Aim of the task: Every record should be copied exactly, except that pictures are to be omitted.

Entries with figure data
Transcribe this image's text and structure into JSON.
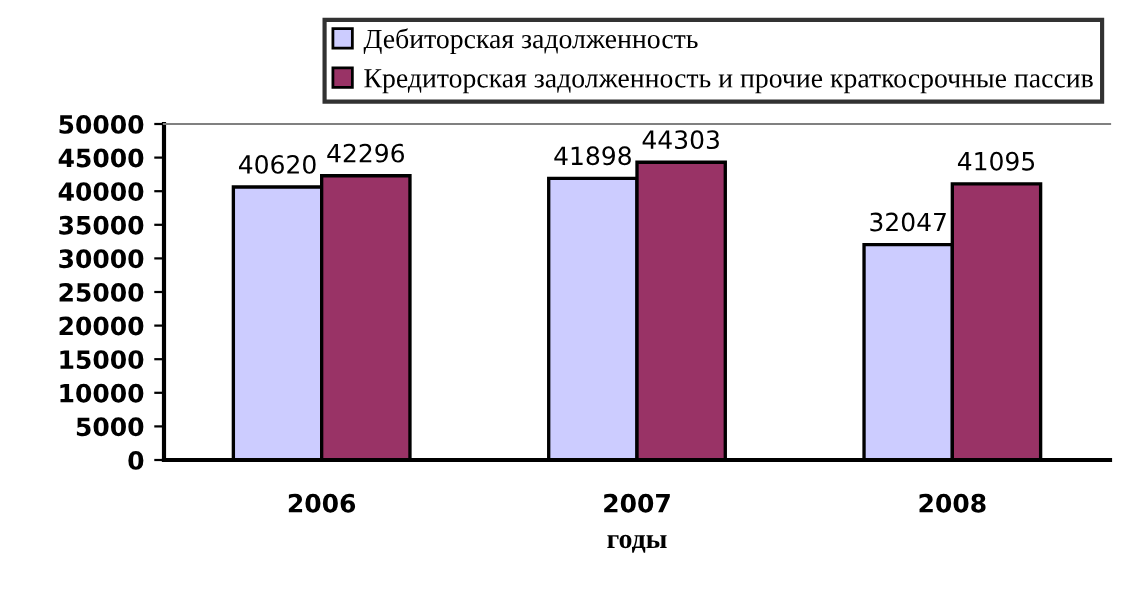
{
  "chart_data": {
    "type": "bar",
    "xlabel": "годы",
    "categories": [
      "2006",
      "2007",
      "2008"
    ],
    "series": [
      {
        "name": "Дебиторская задолженность",
        "color": "#ccccff",
        "values": [
          40620,
          41898,
          32047
        ]
      },
      {
        "name": "Кредиторская задолженность и прочие краткосрочные пассив",
        "color": "#993366",
        "values": [
          42296,
          44303,
          41095
        ]
      }
    ],
    "ylim": [
      0,
      50000
    ],
    "yticks": [
      0,
      5000,
      10000,
      15000,
      20000,
      25000,
      30000,
      35000,
      40000,
      45000,
      50000
    ],
    "data_labels": true,
    "legend": "top",
    "grid": false
  }
}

Task output:
Transcribe this image's text and structure into JSON.
{
  "chart_data": {
    "type": "bar",
    "xlabel": "годы",
    "categories": [
      "2006",
      "2007",
      "2008"
    ],
    "series": [
      {
        "name": "Дебиторская задолженность",
        "color": "#ccccff",
        "values": [
          40620,
          41898,
          32047
        ]
      },
      {
        "name": "Кредиторская задолженность и прочие краткосрочные пассив",
        "color": "#993366",
        "values": [
          42296,
          44303,
          41095
        ]
      }
    ],
    "ylim": [
      0,
      50000
    ],
    "yticks": [
      0,
      5000,
      10000,
      15000,
      20000,
      25000,
      30000,
      35000,
      40000,
      45000,
      50000
    ],
    "data_labels": true,
    "legend": "top",
    "grid": false
  }
}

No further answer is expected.